INPUT =>
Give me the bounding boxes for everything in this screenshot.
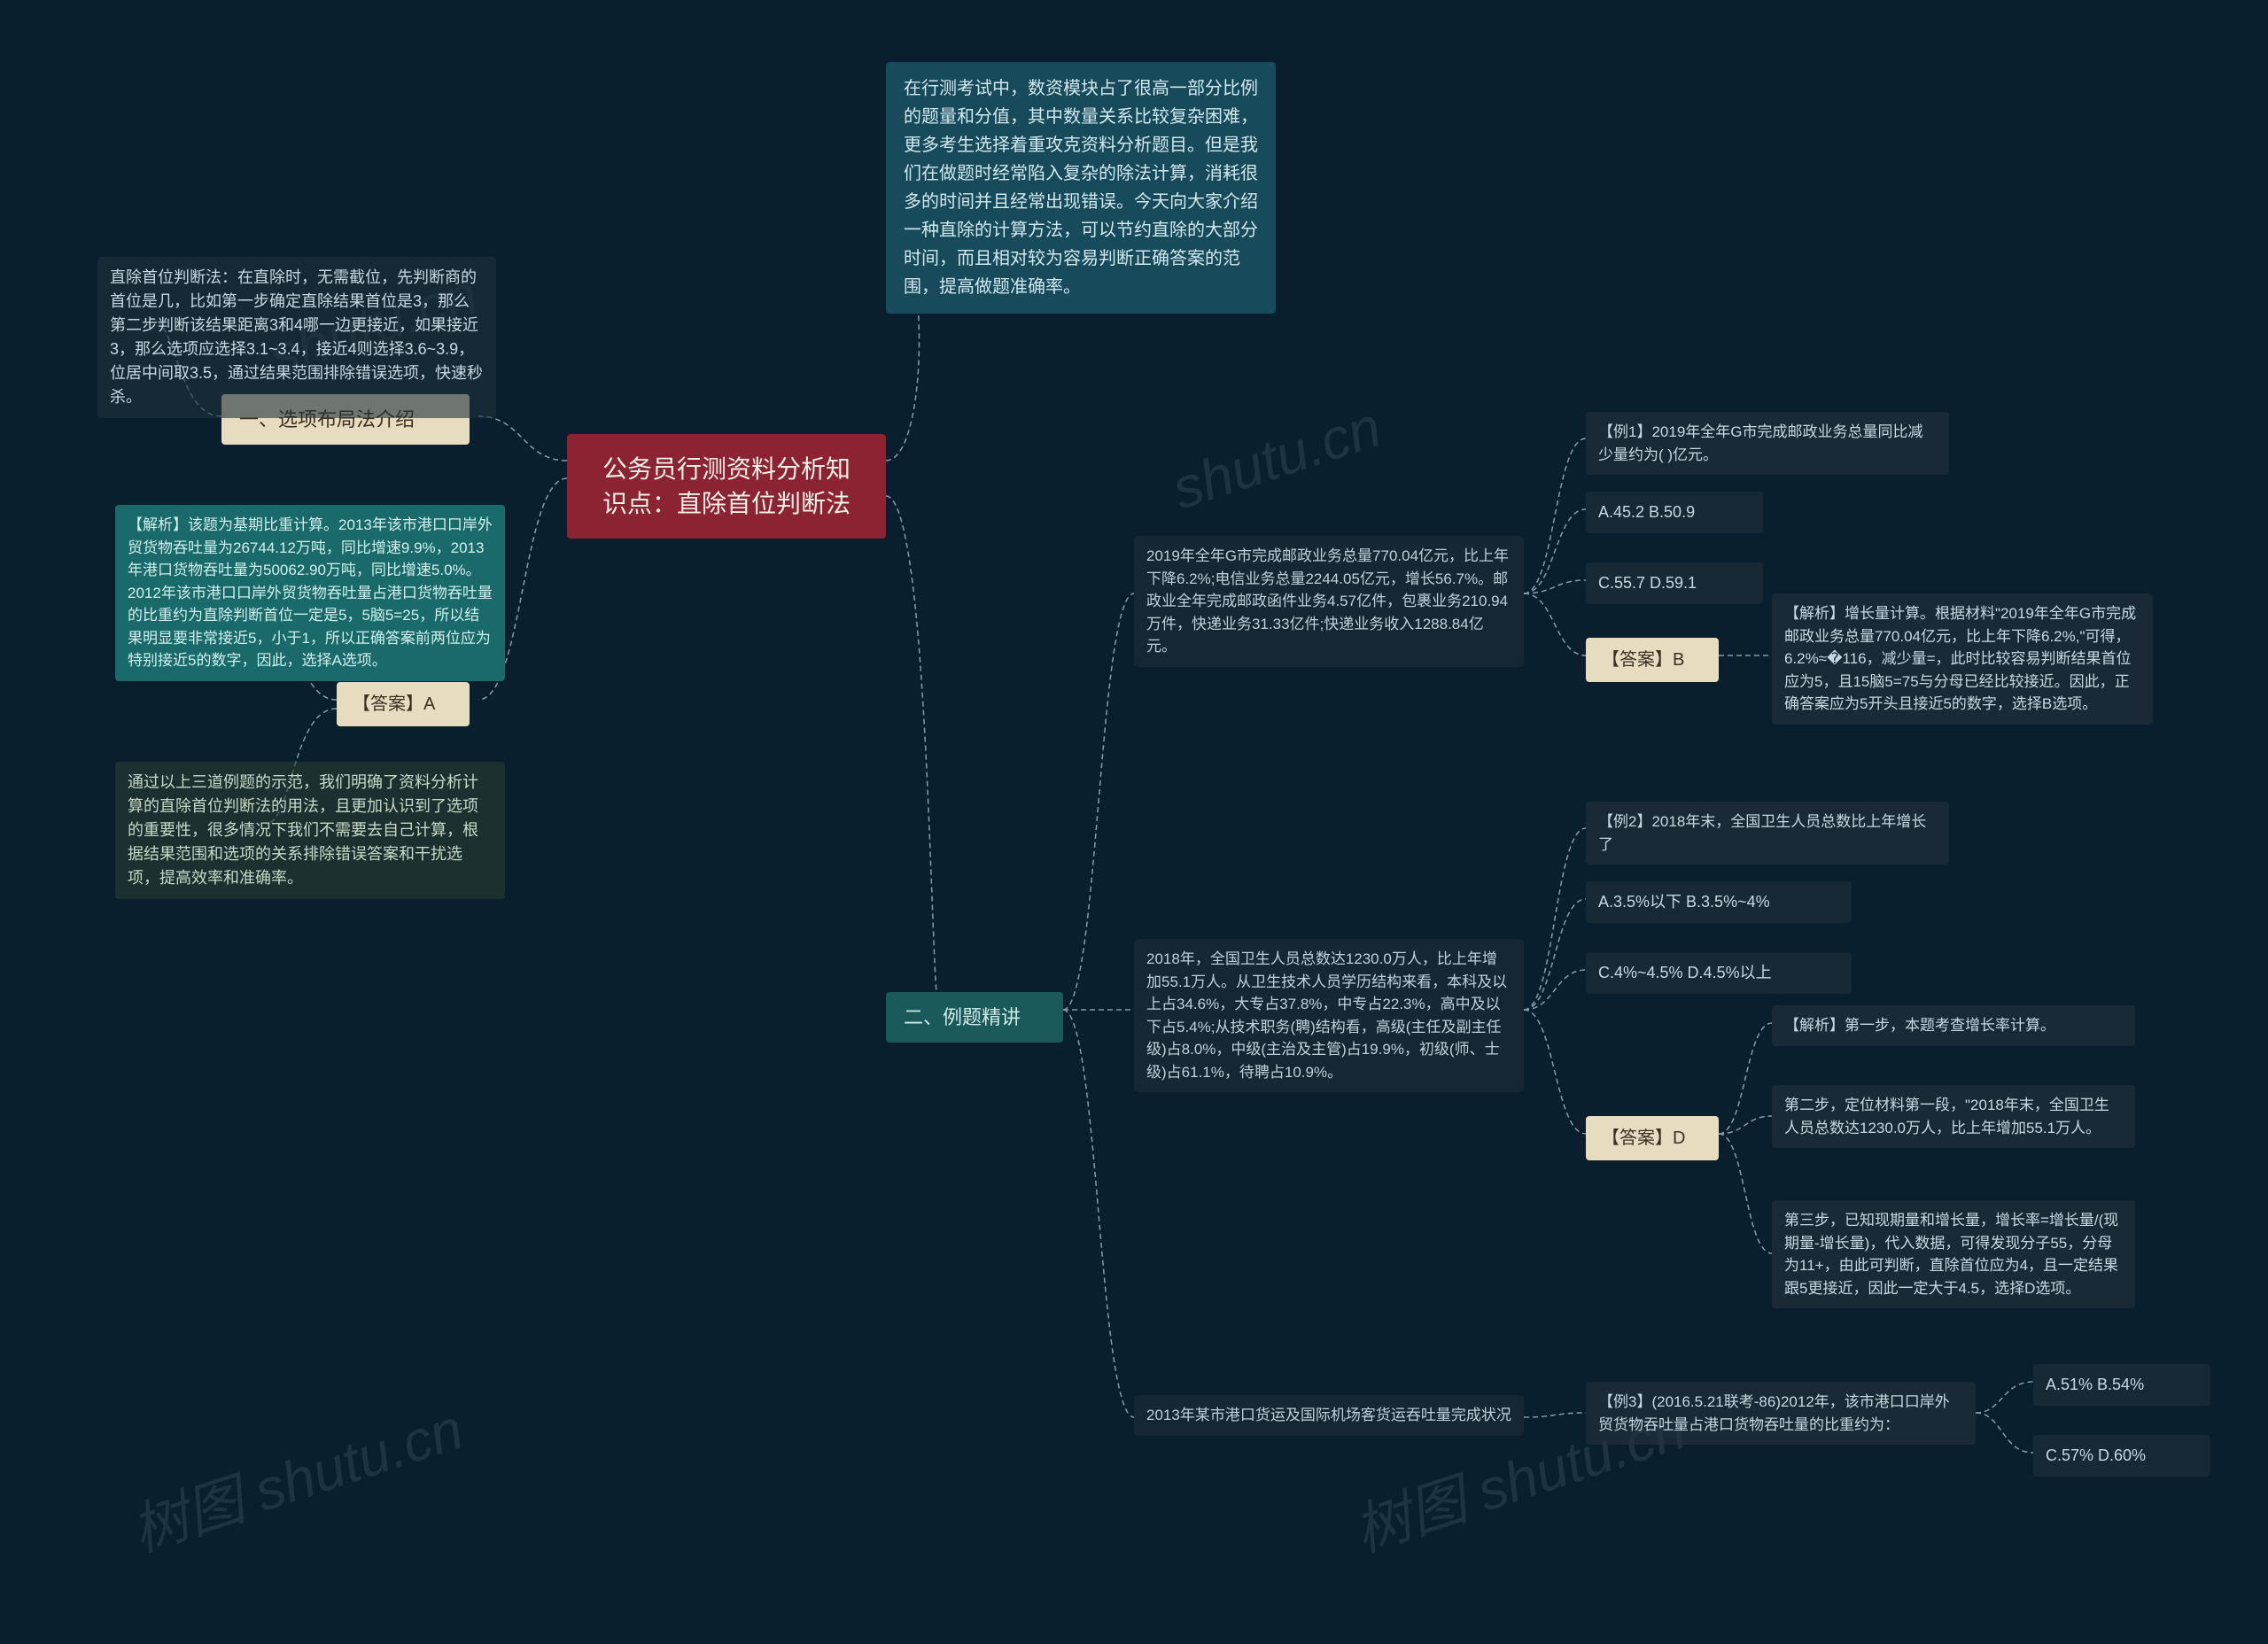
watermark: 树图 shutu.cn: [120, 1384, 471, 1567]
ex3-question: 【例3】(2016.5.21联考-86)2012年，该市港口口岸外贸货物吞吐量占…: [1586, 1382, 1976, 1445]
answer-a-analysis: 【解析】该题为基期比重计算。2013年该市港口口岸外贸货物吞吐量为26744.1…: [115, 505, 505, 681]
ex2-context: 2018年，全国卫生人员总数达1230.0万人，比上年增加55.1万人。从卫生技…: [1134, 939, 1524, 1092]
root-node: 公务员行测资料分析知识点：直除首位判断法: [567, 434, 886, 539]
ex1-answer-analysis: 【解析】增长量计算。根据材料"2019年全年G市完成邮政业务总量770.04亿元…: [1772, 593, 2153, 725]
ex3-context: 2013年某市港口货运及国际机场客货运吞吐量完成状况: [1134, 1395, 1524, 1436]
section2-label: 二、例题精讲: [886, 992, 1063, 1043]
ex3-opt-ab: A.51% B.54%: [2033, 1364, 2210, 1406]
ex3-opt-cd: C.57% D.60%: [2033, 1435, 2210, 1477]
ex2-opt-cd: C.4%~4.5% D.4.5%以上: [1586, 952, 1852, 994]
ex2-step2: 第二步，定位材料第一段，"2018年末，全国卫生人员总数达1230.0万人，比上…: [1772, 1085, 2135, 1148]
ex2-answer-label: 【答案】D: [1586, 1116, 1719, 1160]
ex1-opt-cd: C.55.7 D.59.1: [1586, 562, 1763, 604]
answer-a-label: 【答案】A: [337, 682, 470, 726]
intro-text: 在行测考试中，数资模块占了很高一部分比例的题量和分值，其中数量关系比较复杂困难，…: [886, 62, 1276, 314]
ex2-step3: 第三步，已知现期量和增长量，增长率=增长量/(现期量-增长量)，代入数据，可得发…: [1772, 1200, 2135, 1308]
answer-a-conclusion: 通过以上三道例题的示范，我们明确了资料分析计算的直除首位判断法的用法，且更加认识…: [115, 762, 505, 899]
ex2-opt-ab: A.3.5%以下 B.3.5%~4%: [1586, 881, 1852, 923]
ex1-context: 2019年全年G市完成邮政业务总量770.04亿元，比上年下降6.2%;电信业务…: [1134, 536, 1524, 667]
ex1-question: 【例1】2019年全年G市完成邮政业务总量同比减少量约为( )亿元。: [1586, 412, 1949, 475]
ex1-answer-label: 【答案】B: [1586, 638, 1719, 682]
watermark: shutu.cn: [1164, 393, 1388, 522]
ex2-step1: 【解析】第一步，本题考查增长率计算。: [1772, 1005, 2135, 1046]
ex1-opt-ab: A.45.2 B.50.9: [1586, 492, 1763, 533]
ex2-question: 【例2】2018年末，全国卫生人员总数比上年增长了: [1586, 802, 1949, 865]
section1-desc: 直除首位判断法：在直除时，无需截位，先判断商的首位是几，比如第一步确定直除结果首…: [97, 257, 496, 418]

WRITTEN REQUEST => Return every row above verbatim, leaving out the picture.

TASK RESULT =>
Give me the bounding boxes for everything in this screenshot.
watermark: 树图 shutu.cn: [120, 1384, 471, 1567]
ex3-question: 【例3】(2016.5.21联考-86)2012年，该市港口口岸外贸货物吞吐量占…: [1586, 1382, 1976, 1445]
answer-a-analysis: 【解析】该题为基期比重计算。2013年该市港口口岸外贸货物吞吐量为26744.1…: [115, 505, 505, 681]
ex2-context: 2018年，全国卫生人员总数达1230.0万人，比上年增加55.1万人。从卫生技…: [1134, 939, 1524, 1092]
root-node: 公务员行测资料分析知识点：直除首位判断法: [567, 434, 886, 539]
ex1-answer-analysis: 【解析】增长量计算。根据材料"2019年全年G市完成邮政业务总量770.04亿元…: [1772, 593, 2153, 725]
ex3-context: 2013年某市港口货运及国际机场客货运吞吐量完成状况: [1134, 1395, 1524, 1436]
section2-label: 二、例题精讲: [886, 992, 1063, 1043]
ex3-opt-ab: A.51% B.54%: [2033, 1364, 2210, 1406]
ex3-opt-cd: C.57% D.60%: [2033, 1435, 2210, 1477]
ex2-opt-cd: C.4%~4.5% D.4.5%以上: [1586, 952, 1852, 994]
ex2-step2: 第二步，定位材料第一段，"2018年末，全国卫生人员总数达1230.0万人，比上…: [1772, 1085, 2135, 1148]
ex2-answer-label: 【答案】D: [1586, 1116, 1719, 1160]
ex1-opt-cd: C.55.7 D.59.1: [1586, 562, 1763, 604]
answer-a-label: 【答案】A: [337, 682, 470, 726]
intro-text: 在行测考试中，数资模块占了很高一部分比例的题量和分值，其中数量关系比较复杂困难，…: [886, 62, 1276, 314]
ex2-step3: 第三步，已知现期量和增长量，增长率=增长量/(现期量-增长量)，代入数据，可得发…: [1772, 1200, 2135, 1308]
answer-a-conclusion: 通过以上三道例题的示范，我们明确了资料分析计算的直除首位判断法的用法，且更加认识…: [115, 762, 505, 899]
ex2-opt-ab: A.3.5%以下 B.3.5%~4%: [1586, 881, 1852, 923]
ex1-context: 2019年全年G市完成邮政业务总量770.04亿元，比上年下降6.2%;电信业务…: [1134, 536, 1524, 667]
ex1-question: 【例1】2019年全年G市完成邮政业务总量同比减少量约为( )亿元。: [1586, 412, 1949, 475]
ex1-answer-label: 【答案】B: [1586, 638, 1719, 682]
watermark: shutu.cn: [1164, 393, 1388, 522]
ex2-step1: 【解析】第一步，本题考查增长率计算。: [1772, 1005, 2135, 1046]
ex1-opt-ab: A.45.2 B.50.9: [1586, 492, 1763, 533]
ex2-question: 【例2】2018年末，全国卫生人员总数比上年增长了: [1586, 802, 1949, 865]
section1-desc: 直除首位判断法：在直除时，无需截位，先判断商的首位是几，比如第一步确定直除结果首…: [97, 257, 496, 418]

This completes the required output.